▶ **GIVEN TASK**
Wherever the word "true" shows up in a line, please copy that line.

------------------------------------------------------------

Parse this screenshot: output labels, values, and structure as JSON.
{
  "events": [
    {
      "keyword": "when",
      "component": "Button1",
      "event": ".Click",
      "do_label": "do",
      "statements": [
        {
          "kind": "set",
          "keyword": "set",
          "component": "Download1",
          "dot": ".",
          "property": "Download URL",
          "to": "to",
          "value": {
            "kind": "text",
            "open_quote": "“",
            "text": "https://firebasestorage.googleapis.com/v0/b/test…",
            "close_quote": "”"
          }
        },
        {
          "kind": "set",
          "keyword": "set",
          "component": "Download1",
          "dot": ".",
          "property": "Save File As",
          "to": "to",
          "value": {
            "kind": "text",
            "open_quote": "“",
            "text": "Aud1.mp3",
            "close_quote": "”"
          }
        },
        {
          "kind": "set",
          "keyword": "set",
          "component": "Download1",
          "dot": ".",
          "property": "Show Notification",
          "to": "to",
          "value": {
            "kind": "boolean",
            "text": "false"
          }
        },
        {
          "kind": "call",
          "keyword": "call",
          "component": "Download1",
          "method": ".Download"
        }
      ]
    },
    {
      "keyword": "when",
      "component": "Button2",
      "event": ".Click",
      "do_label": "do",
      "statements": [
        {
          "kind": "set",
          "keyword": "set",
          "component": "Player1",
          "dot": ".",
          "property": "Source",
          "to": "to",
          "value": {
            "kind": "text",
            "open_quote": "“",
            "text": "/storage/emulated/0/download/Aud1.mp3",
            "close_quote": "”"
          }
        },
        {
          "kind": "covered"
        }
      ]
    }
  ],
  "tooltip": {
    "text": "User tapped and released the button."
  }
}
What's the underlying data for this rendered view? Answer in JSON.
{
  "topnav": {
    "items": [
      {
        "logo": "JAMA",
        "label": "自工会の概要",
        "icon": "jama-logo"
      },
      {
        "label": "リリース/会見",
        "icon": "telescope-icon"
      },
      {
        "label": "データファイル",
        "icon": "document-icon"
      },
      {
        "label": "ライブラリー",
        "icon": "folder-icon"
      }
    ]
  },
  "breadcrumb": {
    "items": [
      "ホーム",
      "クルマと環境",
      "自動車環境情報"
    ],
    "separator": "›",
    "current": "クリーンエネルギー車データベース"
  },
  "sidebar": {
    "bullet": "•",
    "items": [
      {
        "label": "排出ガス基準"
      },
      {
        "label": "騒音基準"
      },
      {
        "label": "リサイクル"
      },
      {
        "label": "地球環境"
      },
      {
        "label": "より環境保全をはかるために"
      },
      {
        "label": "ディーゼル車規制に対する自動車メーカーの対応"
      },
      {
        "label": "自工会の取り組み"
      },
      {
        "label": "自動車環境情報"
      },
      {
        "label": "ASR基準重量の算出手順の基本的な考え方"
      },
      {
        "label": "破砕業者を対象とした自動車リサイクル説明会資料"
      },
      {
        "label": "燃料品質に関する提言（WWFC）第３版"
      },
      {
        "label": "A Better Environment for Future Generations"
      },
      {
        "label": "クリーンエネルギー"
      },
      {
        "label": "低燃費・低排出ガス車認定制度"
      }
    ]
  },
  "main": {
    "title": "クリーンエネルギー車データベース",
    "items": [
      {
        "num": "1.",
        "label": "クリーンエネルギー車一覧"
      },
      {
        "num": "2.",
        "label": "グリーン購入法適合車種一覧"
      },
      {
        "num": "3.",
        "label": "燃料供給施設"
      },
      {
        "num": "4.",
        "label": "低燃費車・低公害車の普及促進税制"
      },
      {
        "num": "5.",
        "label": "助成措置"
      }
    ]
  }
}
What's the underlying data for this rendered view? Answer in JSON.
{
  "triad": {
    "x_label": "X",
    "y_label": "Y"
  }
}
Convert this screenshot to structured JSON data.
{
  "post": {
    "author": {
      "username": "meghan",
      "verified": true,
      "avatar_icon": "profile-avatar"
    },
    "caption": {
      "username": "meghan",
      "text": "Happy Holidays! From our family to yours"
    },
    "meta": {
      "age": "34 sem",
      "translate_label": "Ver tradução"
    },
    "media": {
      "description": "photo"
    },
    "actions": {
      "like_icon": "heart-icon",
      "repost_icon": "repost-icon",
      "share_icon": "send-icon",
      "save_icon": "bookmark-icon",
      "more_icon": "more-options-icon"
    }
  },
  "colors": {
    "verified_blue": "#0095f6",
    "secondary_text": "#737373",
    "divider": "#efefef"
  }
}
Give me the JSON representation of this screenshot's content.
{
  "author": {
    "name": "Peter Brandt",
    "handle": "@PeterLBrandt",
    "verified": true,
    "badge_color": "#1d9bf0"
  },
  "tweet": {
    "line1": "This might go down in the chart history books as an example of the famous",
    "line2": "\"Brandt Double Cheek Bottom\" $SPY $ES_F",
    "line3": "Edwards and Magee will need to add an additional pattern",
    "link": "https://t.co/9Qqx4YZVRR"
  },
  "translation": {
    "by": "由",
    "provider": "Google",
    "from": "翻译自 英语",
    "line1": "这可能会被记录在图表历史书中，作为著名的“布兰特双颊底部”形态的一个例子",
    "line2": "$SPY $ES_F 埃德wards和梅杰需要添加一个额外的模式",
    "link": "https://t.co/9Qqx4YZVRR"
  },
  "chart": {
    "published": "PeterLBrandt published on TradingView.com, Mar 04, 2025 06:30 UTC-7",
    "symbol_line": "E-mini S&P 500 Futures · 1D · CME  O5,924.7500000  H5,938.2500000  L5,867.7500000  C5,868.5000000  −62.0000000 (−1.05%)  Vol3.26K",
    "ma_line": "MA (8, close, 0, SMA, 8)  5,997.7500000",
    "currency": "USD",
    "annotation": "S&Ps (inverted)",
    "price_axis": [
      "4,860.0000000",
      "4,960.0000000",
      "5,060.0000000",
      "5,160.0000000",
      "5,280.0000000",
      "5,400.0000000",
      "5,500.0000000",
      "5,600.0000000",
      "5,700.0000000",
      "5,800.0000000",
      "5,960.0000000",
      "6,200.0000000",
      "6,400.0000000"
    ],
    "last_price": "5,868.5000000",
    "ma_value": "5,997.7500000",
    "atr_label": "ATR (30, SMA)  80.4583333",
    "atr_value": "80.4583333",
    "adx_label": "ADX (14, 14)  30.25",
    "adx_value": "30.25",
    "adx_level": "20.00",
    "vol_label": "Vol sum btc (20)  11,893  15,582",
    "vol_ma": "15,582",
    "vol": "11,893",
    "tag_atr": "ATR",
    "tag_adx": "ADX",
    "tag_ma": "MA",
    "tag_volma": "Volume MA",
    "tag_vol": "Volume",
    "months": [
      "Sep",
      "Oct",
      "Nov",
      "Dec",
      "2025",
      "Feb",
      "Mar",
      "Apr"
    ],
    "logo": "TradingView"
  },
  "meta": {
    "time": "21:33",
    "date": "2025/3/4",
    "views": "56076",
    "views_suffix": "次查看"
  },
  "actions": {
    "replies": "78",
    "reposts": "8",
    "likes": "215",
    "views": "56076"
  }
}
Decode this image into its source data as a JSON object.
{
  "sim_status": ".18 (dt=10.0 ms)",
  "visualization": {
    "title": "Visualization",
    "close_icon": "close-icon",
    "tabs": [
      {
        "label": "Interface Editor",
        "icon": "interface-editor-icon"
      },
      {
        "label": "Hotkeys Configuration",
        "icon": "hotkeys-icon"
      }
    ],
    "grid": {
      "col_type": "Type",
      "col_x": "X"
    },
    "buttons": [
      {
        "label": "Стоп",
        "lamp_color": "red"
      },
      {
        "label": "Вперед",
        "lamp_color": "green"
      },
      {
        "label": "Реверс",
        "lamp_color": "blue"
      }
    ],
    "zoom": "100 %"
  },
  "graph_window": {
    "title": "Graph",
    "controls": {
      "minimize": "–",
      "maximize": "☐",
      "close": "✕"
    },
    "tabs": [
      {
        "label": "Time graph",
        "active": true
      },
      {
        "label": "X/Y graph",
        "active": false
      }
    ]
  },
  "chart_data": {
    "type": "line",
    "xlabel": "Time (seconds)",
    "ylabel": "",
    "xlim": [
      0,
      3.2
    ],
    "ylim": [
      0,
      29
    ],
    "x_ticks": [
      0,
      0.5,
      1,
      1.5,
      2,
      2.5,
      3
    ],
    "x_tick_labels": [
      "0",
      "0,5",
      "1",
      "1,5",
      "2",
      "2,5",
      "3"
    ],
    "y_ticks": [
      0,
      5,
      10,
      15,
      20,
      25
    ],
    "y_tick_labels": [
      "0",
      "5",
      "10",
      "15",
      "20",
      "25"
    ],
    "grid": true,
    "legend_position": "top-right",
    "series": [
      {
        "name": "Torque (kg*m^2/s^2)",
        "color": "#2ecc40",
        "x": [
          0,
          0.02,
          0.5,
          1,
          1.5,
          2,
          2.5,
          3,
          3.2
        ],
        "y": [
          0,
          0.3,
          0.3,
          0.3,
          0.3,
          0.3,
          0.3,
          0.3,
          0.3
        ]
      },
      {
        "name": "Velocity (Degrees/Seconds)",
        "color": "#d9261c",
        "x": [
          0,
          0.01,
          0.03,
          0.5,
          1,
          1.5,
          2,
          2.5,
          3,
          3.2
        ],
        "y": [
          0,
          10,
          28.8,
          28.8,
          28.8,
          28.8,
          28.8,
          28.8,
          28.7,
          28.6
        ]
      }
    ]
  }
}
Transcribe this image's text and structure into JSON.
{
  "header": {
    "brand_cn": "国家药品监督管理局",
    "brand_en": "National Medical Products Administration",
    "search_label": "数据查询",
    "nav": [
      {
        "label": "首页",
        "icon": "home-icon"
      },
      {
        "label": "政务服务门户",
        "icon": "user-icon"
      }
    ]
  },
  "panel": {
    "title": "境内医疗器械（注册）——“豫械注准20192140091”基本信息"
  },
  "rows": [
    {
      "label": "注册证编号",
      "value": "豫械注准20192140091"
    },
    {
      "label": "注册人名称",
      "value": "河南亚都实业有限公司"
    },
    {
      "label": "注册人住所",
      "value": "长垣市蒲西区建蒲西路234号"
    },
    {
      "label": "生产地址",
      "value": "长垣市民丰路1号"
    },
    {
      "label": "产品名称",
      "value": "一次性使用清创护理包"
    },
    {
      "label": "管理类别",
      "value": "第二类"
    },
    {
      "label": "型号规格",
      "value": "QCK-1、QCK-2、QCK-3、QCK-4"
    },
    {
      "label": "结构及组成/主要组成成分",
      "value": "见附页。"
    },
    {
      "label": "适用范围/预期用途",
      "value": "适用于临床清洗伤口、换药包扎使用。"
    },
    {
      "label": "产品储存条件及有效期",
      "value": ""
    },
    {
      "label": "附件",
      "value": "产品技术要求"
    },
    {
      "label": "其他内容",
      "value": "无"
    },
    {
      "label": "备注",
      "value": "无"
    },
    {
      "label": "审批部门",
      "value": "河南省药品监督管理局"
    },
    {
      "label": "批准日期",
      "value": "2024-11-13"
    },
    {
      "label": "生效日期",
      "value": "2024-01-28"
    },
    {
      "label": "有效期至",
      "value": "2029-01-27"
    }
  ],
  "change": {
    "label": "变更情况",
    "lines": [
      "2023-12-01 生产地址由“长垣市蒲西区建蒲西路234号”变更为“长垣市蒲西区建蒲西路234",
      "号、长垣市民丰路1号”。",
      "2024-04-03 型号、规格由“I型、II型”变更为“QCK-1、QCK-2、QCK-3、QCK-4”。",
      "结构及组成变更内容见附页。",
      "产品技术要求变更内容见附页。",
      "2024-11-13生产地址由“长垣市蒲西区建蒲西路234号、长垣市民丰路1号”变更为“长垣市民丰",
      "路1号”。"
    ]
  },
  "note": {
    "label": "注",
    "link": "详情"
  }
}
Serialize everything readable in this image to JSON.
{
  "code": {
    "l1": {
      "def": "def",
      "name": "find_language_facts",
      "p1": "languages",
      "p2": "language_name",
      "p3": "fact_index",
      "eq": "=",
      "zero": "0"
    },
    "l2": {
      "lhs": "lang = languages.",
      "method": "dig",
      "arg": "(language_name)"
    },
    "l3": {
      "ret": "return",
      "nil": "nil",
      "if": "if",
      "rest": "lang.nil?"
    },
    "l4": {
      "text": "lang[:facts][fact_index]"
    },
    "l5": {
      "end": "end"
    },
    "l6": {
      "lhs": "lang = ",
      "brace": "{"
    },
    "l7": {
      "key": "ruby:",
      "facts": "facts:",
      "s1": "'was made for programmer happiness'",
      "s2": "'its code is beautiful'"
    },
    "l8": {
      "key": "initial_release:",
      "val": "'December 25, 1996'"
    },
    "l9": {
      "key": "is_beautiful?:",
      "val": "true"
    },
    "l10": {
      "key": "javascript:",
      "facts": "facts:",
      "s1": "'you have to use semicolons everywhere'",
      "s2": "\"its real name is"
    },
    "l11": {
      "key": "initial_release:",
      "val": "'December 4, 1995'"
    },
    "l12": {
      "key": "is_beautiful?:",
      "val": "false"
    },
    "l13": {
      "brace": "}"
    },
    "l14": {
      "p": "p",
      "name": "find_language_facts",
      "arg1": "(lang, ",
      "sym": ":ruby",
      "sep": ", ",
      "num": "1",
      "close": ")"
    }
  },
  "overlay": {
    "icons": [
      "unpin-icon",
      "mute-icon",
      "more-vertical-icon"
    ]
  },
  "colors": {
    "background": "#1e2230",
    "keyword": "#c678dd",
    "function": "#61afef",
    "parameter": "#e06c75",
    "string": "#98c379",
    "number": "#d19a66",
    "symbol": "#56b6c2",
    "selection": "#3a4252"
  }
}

------------------------------------------------------------

▶ **WRITTEN ANSWER**
      "verified": true,
    "verified": true,
        "active": true
    "grid": true,
      "val": "true"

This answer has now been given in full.